**Challenge**
Below are records to transcribe exactly, without their pictures.

**Records for this task**
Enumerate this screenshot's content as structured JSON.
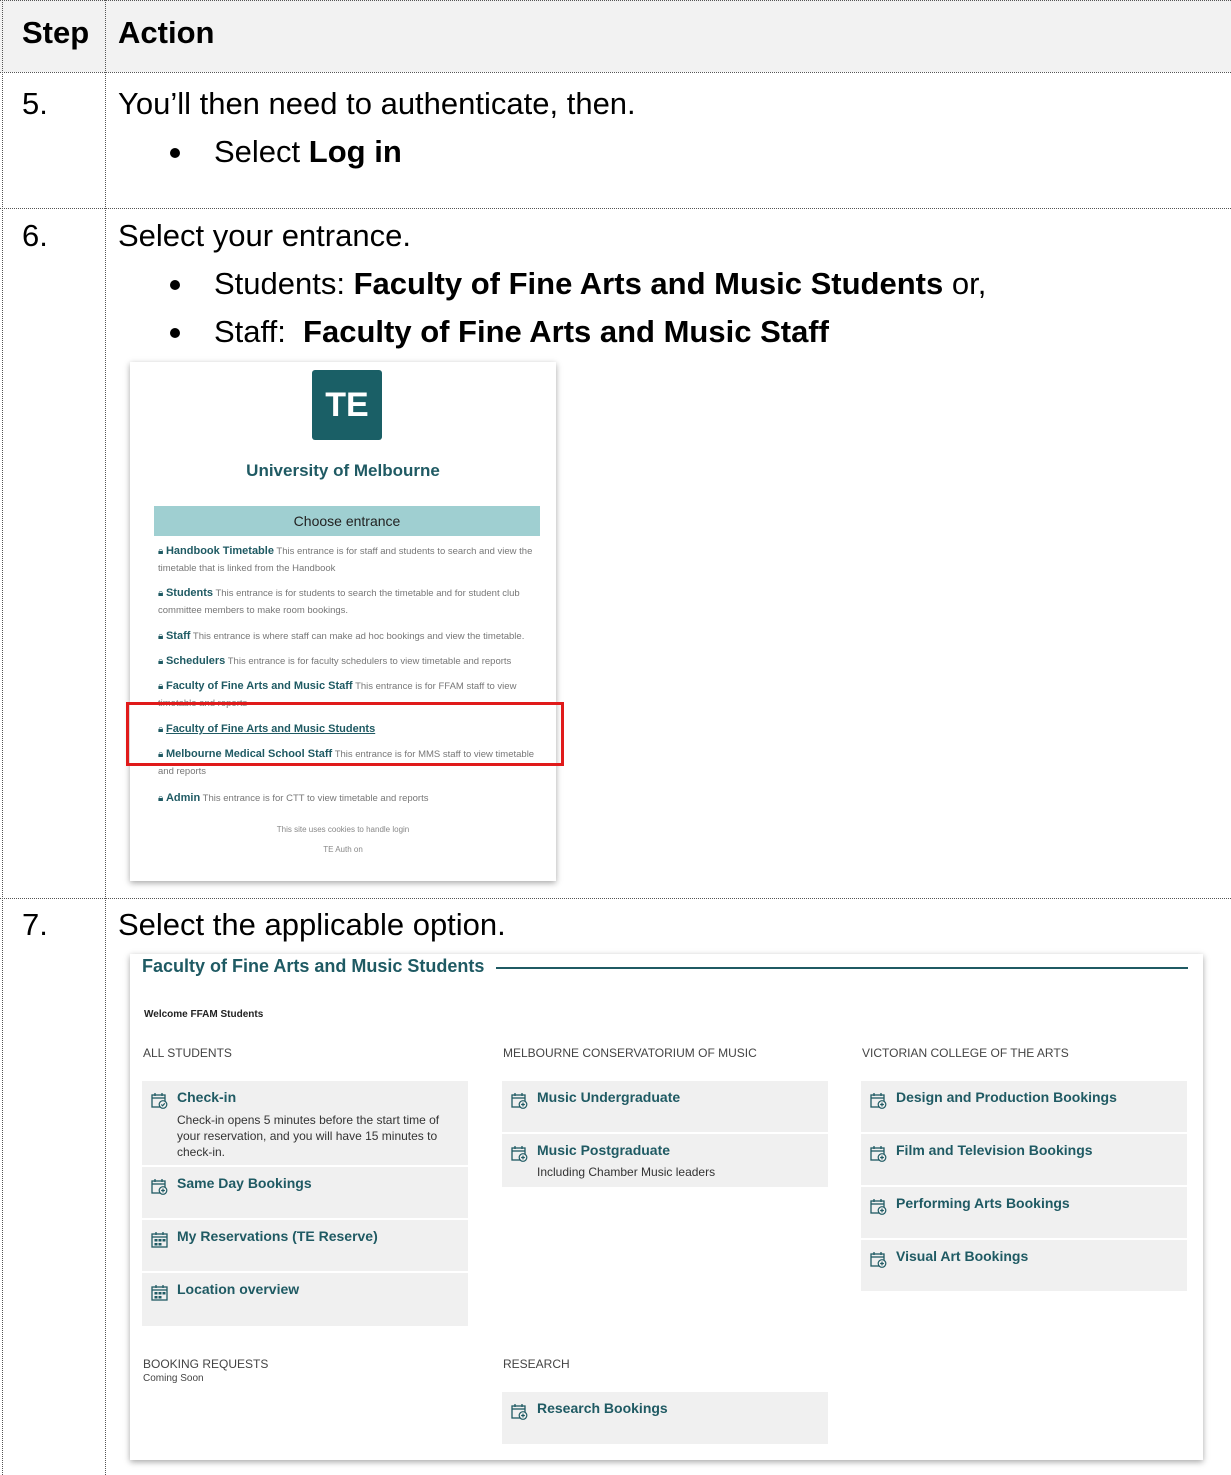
{
  "header": {
    "step": "Step",
    "action": "Action"
  },
  "rows": [
    {
      "num": "5.",
      "text": "You’ll then need to authenticate, then.",
      "bullet_pre": "Select ",
      "bullet_bold": "Log in"
    },
    {
      "num": "6.",
      "text": "Select your entrance.",
      "b1_pre": "Students: ",
      "b1_bold": "Faculty of Fine Arts and Music Students",
      "b1_post": " or,",
      "b2_pre": "Staff:  ",
      "b2_bold": "Faculty of Fine Arts and Music Staff"
    },
    {
      "num": "7.",
      "text": "Select the applicable option."
    }
  ],
  "entrance_screen": {
    "logo": "TE",
    "university": "University of Melbourne",
    "choose": "Choose entrance",
    "entrances": [
      {
        "name": "Handbook Timetable",
        "desc": "This entrance is for staff and students to search and view the timetable that is linked from the Handbook"
      },
      {
        "name": "Students",
        "desc": "This entrance is for students to search the timetable and for student club committee members to make room bookings."
      },
      {
        "name": "Staff",
        "desc": "This entrance is where staff can make ad hoc bookings and view the timetable."
      },
      {
        "name": "Schedulers",
        "desc": "This entrance is for faculty schedulers to view timetable and reports"
      },
      {
        "name": "Faculty of Fine Arts and Music Staff",
        "desc": "This entrance is for FFAM staff to view timetable and reports"
      },
      {
        "name": "Faculty of Fine Arts and Music Students",
        "desc": ""
      },
      {
        "name": "Melbourne Medical School Staff",
        "desc": "This entrance is for MMS staff to view timetable and reports"
      },
      {
        "name": "Admin",
        "desc": "This entrance is for CTT to view timetable and reports"
      }
    ],
    "footer1": "This site uses cookies to handle login",
    "footer2": "TE Auth on"
  },
  "students_screen": {
    "title": "Faculty of Fine Arts and Music Students",
    "welcome": "Welcome FFAM Students",
    "col1": "ALL STUDENTS",
    "col2": "MELBOURNE CONSERVATORIUM OF MUSIC",
    "col3": "VICTORIAN COLLEGE OF THE ARTS",
    "checkin": "Check-in",
    "checkin_desc": "Check-in opens 5 minutes before the start time of your reservation, and you will have 15 minutes to check-in.",
    "same_day": "Same Day Bookings",
    "my_res": "My Reservations (TE Reserve)",
    "location": "Location overview",
    "music_ug": "Music Undergraduate",
    "music_pg": "Music Postgraduate",
    "music_pg_desc": "Including Chamber Music leaders",
    "design": "Design and Production Bookings",
    "film": "Film and Television Bookings",
    "performing": "Performing Arts Bookings",
    "visual": "Visual Art Bookings",
    "booking_requests": "BOOKING REQUESTS",
    "coming_soon": "Coming Soon",
    "research": "RESEARCH",
    "research_bookings": "Research Bookings"
  }
}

**Exercise output**
Enumerate this screenshot's content as structured JSON.
{
  "header": {
    "step": "Step",
    "action": "Action"
  },
  "rows": [
    {
      "num": "5.",
      "text": "You’ll then need to authenticate, then.",
      "bullet_pre": "Select ",
      "bullet_bold": "Log in"
    },
    {
      "num": "6.",
      "text": "Select your entrance.",
      "b1_pre": "Students: ",
      "b1_bold": "Faculty of Fine Arts and Music Students",
      "b1_post": " or,",
      "b2_pre": "Staff:  ",
      "b2_bold": "Faculty of Fine Arts and Music Staff"
    },
    {
      "num": "7.",
      "text": "Select the applicable option."
    }
  ],
  "entrance_screen": {
    "logo": "TE",
    "university": "University of Melbourne",
    "choose": "Choose entrance",
    "entrances": [
      {
        "name": "Handbook Timetable",
        "desc": "This entrance is for staff and students to search and view the timetable that is linked from the Handbook"
      },
      {
        "name": "Students",
        "desc": "This entrance is for students to search the timetable and for student club committee members to make room bookings."
      },
      {
        "name": "Staff",
        "desc": "This entrance is where staff can make ad hoc bookings and view the timetable."
      },
      {
        "name": "Schedulers",
        "desc": "This entrance is for faculty schedulers to view timetable and reports"
      },
      {
        "name": "Faculty of Fine Arts and Music Staff",
        "desc": "This entrance is for FFAM staff to view timetable and reports"
      },
      {
        "name": "Faculty of Fine Arts and Music Students",
        "desc": ""
      },
      {
        "name": "Melbourne Medical School Staff",
        "desc": "This entrance is for MMS staff to view timetable and reports"
      },
      {
        "name": "Admin",
        "desc": "This entrance is for CTT to view timetable and reports"
      }
    ],
    "footer1": "This site uses cookies to handle login",
    "footer2": "TE Auth on"
  },
  "students_screen": {
    "title": "Faculty of Fine Arts and Music Students",
    "welcome": "Welcome FFAM Students",
    "col1": "ALL STUDENTS",
    "col2": "MELBOURNE CONSERVATORIUM OF MUSIC",
    "col3": "VICTORIAN COLLEGE OF THE ARTS",
    "checkin": "Check-in",
    "checkin_desc": "Check-in opens 5 minutes before the start time of your reservation, and you will have 15 minutes to check-in.",
    "same_day": "Same Day Bookings",
    "my_res": "My Reservations (TE Reserve)",
    "location": "Location overview",
    "music_ug": "Music Undergraduate",
    "music_pg": "Music Postgraduate",
    "music_pg_desc": "Including Chamber Music leaders",
    "design": "Design and Production Bookings",
    "film": "Film and Television Bookings",
    "performing": "Performing Arts Bookings",
    "visual": "Visual Art Bookings",
    "booking_requests": "BOOKING REQUESTS",
    "coming_soon": "Coming Soon",
    "research": "RESEARCH",
    "research_bookings": "Research Bookings"
  }
}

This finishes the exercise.